▸ **REQUIREMENTS**
Records follow. Pull out every line that contains "CBCL".

▸ **SOURCE MATERIAL**
******

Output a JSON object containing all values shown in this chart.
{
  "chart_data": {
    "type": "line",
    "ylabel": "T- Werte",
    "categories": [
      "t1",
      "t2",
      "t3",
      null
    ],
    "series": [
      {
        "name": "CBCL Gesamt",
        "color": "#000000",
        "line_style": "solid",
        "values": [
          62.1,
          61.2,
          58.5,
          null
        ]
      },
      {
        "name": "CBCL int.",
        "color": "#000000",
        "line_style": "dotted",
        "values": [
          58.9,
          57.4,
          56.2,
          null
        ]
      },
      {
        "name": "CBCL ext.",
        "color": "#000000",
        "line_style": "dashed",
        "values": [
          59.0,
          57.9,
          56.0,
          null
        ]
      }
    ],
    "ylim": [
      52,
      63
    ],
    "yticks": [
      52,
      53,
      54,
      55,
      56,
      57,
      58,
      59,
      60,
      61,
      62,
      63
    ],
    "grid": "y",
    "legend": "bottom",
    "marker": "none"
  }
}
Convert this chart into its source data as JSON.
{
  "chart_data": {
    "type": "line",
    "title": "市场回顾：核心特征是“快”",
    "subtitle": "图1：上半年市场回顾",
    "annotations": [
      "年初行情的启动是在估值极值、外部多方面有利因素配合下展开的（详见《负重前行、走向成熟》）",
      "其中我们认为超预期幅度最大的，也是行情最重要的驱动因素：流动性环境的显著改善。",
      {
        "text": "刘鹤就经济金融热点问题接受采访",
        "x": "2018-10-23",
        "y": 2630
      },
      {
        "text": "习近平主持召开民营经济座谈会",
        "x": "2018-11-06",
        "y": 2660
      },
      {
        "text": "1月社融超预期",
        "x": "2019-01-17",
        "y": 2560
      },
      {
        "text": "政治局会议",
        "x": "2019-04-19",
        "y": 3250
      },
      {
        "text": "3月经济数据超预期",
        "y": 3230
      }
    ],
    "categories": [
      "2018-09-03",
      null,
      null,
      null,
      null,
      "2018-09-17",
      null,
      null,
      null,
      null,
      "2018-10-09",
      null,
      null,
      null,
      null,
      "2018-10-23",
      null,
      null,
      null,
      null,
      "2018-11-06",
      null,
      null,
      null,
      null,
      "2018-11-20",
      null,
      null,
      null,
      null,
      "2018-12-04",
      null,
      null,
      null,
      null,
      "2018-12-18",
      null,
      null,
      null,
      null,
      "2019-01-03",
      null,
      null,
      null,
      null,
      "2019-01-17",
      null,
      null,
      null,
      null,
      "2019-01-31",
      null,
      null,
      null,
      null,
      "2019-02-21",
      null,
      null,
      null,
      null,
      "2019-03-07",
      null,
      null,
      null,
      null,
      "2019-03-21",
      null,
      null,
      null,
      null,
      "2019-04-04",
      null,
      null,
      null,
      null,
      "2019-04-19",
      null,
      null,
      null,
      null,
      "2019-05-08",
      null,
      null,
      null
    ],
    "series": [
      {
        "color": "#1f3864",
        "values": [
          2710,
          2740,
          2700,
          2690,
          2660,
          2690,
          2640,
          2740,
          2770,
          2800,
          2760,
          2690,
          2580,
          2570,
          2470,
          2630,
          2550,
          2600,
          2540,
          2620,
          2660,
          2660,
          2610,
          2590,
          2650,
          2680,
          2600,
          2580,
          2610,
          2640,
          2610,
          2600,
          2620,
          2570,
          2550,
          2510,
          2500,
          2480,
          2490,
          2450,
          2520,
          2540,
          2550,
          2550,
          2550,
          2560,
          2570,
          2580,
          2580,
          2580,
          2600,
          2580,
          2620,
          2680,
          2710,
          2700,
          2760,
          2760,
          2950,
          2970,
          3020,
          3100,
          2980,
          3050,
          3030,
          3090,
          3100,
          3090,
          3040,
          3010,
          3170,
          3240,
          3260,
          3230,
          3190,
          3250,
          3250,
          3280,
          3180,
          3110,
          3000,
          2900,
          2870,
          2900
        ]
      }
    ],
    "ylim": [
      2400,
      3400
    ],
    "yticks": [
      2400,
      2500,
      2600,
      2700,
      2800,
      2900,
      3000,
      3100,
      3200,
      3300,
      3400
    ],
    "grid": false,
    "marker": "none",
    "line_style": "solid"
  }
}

******

▸ **SOLVED PROBLEM**
        "name": "CBCL Gesamt",
        "name": "CBCL int.",
        "name": "CBCL ext.",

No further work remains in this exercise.